## Exercise
Which lines in the material below contain the word "перейдёт"? Copy each of them.
** Start of Exercise input **
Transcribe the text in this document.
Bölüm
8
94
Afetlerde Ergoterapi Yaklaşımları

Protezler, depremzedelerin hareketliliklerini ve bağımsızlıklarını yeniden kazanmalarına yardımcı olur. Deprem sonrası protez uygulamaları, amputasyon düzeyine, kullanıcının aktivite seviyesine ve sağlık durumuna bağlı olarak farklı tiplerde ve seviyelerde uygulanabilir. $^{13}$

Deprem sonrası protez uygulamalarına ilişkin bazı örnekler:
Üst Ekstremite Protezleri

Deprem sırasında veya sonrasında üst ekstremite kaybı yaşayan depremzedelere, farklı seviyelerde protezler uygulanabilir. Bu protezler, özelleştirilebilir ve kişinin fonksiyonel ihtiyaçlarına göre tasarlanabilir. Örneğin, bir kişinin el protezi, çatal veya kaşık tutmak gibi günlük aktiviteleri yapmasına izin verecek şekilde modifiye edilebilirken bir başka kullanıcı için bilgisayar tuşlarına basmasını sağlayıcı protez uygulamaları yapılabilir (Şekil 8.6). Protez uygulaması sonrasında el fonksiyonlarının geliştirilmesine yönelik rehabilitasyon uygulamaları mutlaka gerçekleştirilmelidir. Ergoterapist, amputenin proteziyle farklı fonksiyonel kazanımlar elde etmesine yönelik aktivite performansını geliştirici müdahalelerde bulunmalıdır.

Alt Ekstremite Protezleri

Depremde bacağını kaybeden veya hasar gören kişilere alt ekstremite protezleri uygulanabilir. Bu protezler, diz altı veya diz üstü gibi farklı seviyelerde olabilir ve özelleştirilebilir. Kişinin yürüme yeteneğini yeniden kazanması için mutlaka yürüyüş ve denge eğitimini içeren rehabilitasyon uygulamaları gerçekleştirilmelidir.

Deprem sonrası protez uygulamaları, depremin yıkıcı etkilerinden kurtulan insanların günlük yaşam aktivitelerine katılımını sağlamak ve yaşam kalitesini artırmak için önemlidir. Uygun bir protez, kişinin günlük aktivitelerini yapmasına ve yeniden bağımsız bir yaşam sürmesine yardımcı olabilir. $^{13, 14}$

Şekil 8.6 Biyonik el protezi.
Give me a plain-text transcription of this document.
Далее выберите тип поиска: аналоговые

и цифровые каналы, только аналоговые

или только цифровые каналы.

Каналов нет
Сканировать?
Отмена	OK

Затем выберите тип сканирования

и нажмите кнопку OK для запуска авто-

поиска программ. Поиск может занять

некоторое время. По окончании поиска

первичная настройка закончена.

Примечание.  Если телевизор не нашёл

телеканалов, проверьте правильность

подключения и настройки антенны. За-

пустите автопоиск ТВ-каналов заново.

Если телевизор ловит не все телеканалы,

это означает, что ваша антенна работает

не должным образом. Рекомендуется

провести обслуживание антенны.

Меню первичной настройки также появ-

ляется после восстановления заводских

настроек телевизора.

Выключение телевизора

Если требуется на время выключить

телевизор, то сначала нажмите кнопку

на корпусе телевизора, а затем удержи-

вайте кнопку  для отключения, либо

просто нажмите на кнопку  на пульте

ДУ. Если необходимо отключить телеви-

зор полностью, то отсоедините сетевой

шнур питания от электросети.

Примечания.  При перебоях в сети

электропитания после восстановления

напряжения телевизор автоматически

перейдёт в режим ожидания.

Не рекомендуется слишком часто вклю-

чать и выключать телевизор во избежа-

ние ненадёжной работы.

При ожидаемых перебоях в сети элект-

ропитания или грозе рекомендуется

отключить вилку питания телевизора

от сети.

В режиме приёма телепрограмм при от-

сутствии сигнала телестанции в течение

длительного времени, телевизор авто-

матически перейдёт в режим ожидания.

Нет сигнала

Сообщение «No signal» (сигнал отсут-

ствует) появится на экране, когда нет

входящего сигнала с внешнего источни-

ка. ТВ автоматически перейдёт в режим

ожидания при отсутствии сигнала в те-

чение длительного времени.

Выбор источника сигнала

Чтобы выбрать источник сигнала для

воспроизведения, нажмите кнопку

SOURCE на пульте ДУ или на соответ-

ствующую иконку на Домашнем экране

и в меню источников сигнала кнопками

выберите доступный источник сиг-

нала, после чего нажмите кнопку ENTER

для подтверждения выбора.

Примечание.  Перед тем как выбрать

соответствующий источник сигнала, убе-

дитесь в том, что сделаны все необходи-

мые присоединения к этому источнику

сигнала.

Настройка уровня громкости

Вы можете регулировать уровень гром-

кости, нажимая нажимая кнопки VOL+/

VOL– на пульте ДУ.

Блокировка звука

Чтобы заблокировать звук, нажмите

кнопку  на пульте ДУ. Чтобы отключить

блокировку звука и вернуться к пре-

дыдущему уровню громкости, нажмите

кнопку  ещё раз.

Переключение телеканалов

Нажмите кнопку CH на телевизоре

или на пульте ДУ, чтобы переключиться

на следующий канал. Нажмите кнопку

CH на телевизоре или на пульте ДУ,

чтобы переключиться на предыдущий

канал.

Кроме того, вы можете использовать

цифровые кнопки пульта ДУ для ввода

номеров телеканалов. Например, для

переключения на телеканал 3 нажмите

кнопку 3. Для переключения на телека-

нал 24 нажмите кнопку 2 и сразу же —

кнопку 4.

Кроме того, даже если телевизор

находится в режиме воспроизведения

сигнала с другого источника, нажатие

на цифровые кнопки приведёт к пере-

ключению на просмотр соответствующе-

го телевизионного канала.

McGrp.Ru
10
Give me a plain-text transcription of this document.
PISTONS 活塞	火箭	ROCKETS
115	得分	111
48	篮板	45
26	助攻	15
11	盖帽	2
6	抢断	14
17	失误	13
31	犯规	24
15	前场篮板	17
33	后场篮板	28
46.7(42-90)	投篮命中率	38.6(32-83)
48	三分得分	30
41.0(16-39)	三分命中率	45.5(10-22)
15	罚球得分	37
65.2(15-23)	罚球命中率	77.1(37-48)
** End of Exercise input **
## Written answer
перейдёт в режим ожидания.
матически перейдёт в режим ожидания.
ка. ТВ автоматически перейдёт в режим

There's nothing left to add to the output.